> _Provided information_
§ §
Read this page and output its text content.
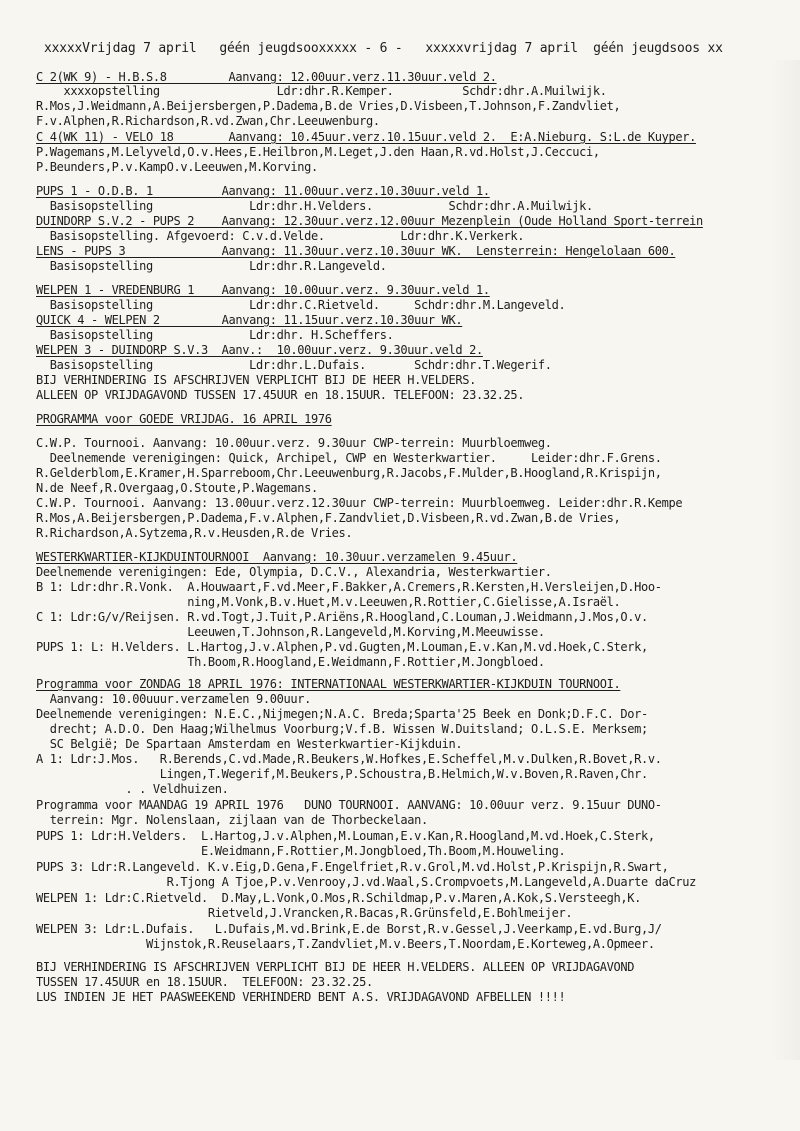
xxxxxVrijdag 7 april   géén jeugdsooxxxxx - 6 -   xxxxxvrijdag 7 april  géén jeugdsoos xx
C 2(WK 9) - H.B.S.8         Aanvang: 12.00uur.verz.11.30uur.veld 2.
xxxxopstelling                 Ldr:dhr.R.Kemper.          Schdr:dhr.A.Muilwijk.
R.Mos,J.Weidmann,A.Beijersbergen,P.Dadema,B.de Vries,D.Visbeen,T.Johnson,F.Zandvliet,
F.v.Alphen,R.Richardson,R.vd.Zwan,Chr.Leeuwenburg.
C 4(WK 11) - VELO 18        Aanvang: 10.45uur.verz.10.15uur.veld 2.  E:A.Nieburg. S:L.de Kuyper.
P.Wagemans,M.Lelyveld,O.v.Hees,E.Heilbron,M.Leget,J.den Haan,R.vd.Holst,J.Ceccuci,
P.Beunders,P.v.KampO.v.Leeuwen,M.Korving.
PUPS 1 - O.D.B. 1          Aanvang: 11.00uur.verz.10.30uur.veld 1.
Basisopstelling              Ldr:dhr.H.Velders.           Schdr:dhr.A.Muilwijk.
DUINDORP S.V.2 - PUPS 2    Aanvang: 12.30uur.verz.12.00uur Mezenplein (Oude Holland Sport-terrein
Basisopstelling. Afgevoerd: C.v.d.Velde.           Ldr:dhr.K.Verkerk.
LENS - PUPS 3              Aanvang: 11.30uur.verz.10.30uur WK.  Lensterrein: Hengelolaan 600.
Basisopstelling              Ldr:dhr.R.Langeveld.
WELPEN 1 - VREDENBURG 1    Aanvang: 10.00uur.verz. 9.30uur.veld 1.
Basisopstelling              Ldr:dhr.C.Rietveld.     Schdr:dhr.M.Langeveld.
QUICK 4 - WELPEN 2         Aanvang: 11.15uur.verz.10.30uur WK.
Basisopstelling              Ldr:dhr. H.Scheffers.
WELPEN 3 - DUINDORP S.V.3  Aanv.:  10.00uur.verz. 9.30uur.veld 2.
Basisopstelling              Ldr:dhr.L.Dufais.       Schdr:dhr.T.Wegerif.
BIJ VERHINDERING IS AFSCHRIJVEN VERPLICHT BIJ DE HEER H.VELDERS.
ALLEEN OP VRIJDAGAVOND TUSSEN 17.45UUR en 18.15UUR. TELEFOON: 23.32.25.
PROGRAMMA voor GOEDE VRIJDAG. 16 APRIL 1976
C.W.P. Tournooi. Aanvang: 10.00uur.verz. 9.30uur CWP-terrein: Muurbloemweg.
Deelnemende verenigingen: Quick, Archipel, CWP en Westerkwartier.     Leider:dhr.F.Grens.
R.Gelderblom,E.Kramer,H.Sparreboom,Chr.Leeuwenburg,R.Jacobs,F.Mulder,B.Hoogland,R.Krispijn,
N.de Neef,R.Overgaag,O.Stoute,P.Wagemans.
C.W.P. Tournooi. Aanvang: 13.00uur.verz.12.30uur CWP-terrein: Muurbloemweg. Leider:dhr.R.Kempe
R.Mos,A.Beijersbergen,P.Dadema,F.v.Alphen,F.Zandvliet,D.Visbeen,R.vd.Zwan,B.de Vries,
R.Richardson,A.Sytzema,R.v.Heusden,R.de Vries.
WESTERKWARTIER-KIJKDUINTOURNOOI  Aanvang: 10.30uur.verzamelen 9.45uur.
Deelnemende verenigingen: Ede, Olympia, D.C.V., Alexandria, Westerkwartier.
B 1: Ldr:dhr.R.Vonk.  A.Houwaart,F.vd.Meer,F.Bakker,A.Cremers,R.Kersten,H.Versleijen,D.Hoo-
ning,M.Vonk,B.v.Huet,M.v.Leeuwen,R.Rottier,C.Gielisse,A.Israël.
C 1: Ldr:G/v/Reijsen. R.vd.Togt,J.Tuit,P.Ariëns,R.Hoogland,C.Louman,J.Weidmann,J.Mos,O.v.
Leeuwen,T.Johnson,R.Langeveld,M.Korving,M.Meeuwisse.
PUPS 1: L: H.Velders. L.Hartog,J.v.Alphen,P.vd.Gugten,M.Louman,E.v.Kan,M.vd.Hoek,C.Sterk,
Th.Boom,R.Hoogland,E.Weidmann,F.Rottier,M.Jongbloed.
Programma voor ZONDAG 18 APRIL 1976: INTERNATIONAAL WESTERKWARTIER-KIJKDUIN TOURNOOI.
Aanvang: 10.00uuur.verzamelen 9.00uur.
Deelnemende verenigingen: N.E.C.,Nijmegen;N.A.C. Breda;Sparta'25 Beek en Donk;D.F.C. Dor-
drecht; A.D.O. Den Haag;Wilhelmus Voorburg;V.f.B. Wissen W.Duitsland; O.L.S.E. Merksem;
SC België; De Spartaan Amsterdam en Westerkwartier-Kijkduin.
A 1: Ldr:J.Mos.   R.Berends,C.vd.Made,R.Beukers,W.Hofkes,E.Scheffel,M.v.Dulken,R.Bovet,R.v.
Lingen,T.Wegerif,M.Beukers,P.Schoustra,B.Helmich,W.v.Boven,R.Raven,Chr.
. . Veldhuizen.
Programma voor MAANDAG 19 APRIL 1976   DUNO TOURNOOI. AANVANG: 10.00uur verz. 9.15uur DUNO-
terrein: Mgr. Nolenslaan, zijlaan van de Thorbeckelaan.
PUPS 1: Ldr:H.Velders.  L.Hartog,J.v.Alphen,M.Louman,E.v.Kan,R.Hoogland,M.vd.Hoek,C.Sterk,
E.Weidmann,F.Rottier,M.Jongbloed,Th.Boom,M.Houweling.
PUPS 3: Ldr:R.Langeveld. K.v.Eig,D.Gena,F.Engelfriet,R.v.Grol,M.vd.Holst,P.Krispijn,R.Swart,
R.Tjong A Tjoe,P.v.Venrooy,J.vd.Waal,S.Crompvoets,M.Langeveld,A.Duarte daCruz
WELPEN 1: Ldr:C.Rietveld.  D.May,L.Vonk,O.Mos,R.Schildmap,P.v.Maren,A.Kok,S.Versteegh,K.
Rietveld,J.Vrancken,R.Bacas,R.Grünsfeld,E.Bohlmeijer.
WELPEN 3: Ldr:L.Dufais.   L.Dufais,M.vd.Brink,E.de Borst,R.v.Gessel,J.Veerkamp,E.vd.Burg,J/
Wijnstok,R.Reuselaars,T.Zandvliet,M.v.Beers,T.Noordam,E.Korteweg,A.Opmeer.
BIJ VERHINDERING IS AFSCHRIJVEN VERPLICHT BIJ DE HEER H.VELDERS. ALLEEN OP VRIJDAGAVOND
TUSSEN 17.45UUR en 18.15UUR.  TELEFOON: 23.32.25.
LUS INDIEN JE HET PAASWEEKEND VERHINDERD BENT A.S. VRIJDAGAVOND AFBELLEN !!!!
§ §
> _Exercise brief_
Omit the pictures and restate the rest of the records verbatim.

> _Finished answer_
Read this page and output its text content.
xxxxxVrijdag 7 april   géén jeugdsooxxxxx - 6 -   xxxxxvrijdag 7 april  géén jeugdsoos xx
C 2(WK 9) - H.B.S.8         Aanvang: 12.00uur.verz.11.30uur.veld 2.
xxxxopstelling                 Ldr:dhr.R.Kemper.          Schdr:dhr.A.Muilwijk.
R.Mos,J.Weidmann,A.Beijersbergen,P.Dadema,B.de Vries,D.Visbeen,T.Johnson,F.Zandvliet,
F.v.Alphen,R.Richardson,R.vd.Zwan,Chr.Leeuwenburg.
C 4(WK 11) - VELO 18        Aanvang: 10.45uur.verz.10.15uur.veld 2.  E:A.Nieburg. S:L.de Kuyper.
P.Wagemans,M.Lelyveld,O.v.Hees,E.Heilbron,M.Leget,J.den Haan,R.vd.Holst,J.Ceccuci,
P.Beunders,P.v.KampO.v.Leeuwen,M.Korving.
PUPS 1 - O.D.B. 1          Aanvang: 11.00uur.verz.10.30uur.veld 1.
Basisopstelling              Ldr:dhr.H.Velders.           Schdr:dhr.A.Muilwijk.
DUINDORP S.V.2 - PUPS 2    Aanvang: 12.30uur.verz.12.00uur Mezenplein (Oude Holland Sport-terrein
Basisopstelling. Afgevoerd: C.v.d.Velde.           Ldr:dhr.K.Verkerk.
LENS - PUPS 3              Aanvang: 11.30uur.verz.10.30uur WK.  Lensterrein: Hengelolaan 600.
Basisopstelling              Ldr:dhr.R.Langeveld.
WELPEN 1 - VREDENBURG 1    Aanvang: 10.00uur.verz. 9.30uur.veld 1.
Basisopstelling              Ldr:dhr.C.Rietveld.     Schdr:dhr.M.Langeveld.
QUICK 4 - WELPEN 2         Aanvang: 11.15uur.verz.10.30uur WK.
Basisopstelling              Ldr:dhr. H.Scheffers.
WELPEN 3 - DUINDORP S.V.3  Aanv.:  10.00uur.verz. 9.30uur.veld 2.
Basisopstelling              Ldr:dhr.L.Dufais.       Schdr:dhr.T.Wegerif.
BIJ VERHINDERING IS AFSCHRIJVEN VERPLICHT BIJ DE HEER H.VELDERS.
ALLEEN OP VRIJDAGAVOND TUSSEN 17.45UUR en 18.15UUR. TELEFOON: 23.32.25.
PROGRAMMA voor GOEDE VRIJDAG. 16 APRIL 1976
C.W.P. Tournooi. Aanvang: 10.00uur.verz. 9.30uur CWP-terrein: Muurbloemweg.
Deelnemende verenigingen: Quick, Archipel, CWP en Westerkwartier.     Leider:dhr.F.Grens.
R.Gelderblom,E.Kramer,H.Sparreboom,Chr.Leeuwenburg,R.Jacobs,F.Mulder,B.Hoogland,R.Krispijn,
N.de Neef,R.Overgaag,O.Stoute,P.Wagemans.
C.W.P. Tournooi. Aanvang: 13.00uur.verz.12.30uur CWP-terrein: Muurbloemweg. Leider:dhr.R.Kempe
R.Mos,A.Beijersbergen,P.Dadema,F.v.Alphen,F.Zandvliet,D.Visbeen,R.vd.Zwan,B.de Vries,
R.Richardson,A.Sytzema,R.v.Heusden,R.de Vries.
WESTERKWARTIER-KIJKDUINTOURNOOI  Aanvang: 10.30uur.verzamelen 9.45uur.
Deelnemende verenigingen: Ede, Olympia, D.C.V., Alexandria, Westerkwartier.
B 1: Ldr:dhr.R.Vonk.  A.Houwaart,F.vd.Meer,F.Bakker,A.Cremers,R.Kersten,H.Versleijen,D.Hoo-
ning,M.Vonk,B.v.Huet,M.v.Leeuwen,R.Rottier,C.Gielisse,A.Israël.
C 1: Ldr:G/v/Reijsen. R.vd.Togt,J.Tuit,P.Ariëns,R.Hoogland,C.Louman,J.Weidmann,J.Mos,O.v.
Leeuwen,T.Johnson,R.Langeveld,M.Korving,M.Meeuwisse.
PUPS 1: L: H.Velders. L.Hartog,J.v.Alphen,P.vd.Gugten,M.Louman,E.v.Kan,M.vd.Hoek,C.Sterk,
Th.Boom,R.Hoogland,E.Weidmann,F.Rottier,M.Jongbloed.
Programma voor ZONDAG 18 APRIL 1976: INTERNATIONAAL WESTERKWARTIER-KIJKDUIN TOURNOOI.
Aanvang: 10.00uuur.verzamelen 9.00uur.
Deelnemende verenigingen: N.E.C.,Nijmegen;N.A.C. Breda;Sparta'25 Beek en Donk;D.F.C. Dor-
drecht; A.D.O. Den Haag;Wilhelmus Voorburg;V.f.B. Wissen W.Duitsland; O.L.S.E. Merksem;
SC België; De Spartaan Amsterdam en Westerkwartier-Kijkduin.
A 1: Ldr:J.Mos.   R.Berends,C.vd.Made,R.Beukers,W.Hofkes,E.Scheffel,M.v.Dulken,R.Bovet,R.v.
Lingen,T.Wegerif,M.Beukers,P.Schoustra,B.Helmich,W.v.Boven,R.Raven,Chr.
. . Veldhuizen.
Programma voor MAANDAG 19 APRIL 1976   DUNO TOURNOOI. AANVANG: 10.00uur verz. 9.15uur DUNO-
terrein: Mgr. Nolenslaan, zijlaan van de Thorbeckelaan.
PUPS 1: Ldr:H.Velders.  L.Hartog,J.v.Alphen,M.Louman,E.v.Kan,R.Hoogland,M.vd.Hoek,C.Sterk,
E.Weidmann,F.Rottier,M.Jongbloed,Th.Boom,M.Houweling.
PUPS 3: Ldr:R.Langeveld. K.v.Eig,D.Gena,F.Engelfriet,R.v.Grol,M.vd.Holst,P.Krispijn,R.Swart,
R.Tjong A Tjoe,P.v.Venrooy,J.vd.Waal,S.Crompvoets,M.Langeveld,A.Duarte daCruz
WELPEN 1: Ldr:C.Rietveld.  D.May,L.Vonk,O.Mos,R.Schildmap,P.v.Maren,A.Kok,S.Versteegh,K.
Rietveld,J.Vrancken,R.Bacas,R.Grünsfeld,E.Bohlmeijer.
WELPEN 3: Ldr:L.Dufais.   L.Dufais,M.vd.Brink,E.de Borst,R.v.Gessel,J.Veerkamp,E.vd.Burg,J/
Wijnstok,R.Reuselaars,T.Zandvliet,M.v.Beers,T.Noordam,E.Korteweg,A.Opmeer.
BIJ VERHINDERING IS AFSCHRIJVEN VERPLICHT BIJ DE HEER H.VELDERS. ALLEEN OP VRIJDAGAVOND
TUSSEN 17.45UUR en 18.15UUR.  TELEFOON: 23.32.25.
LUS INDIEN JE HET PAASWEEKEND VERHINDERD BENT A.S. VRIJDAGAVOND AFBELLEN !!!!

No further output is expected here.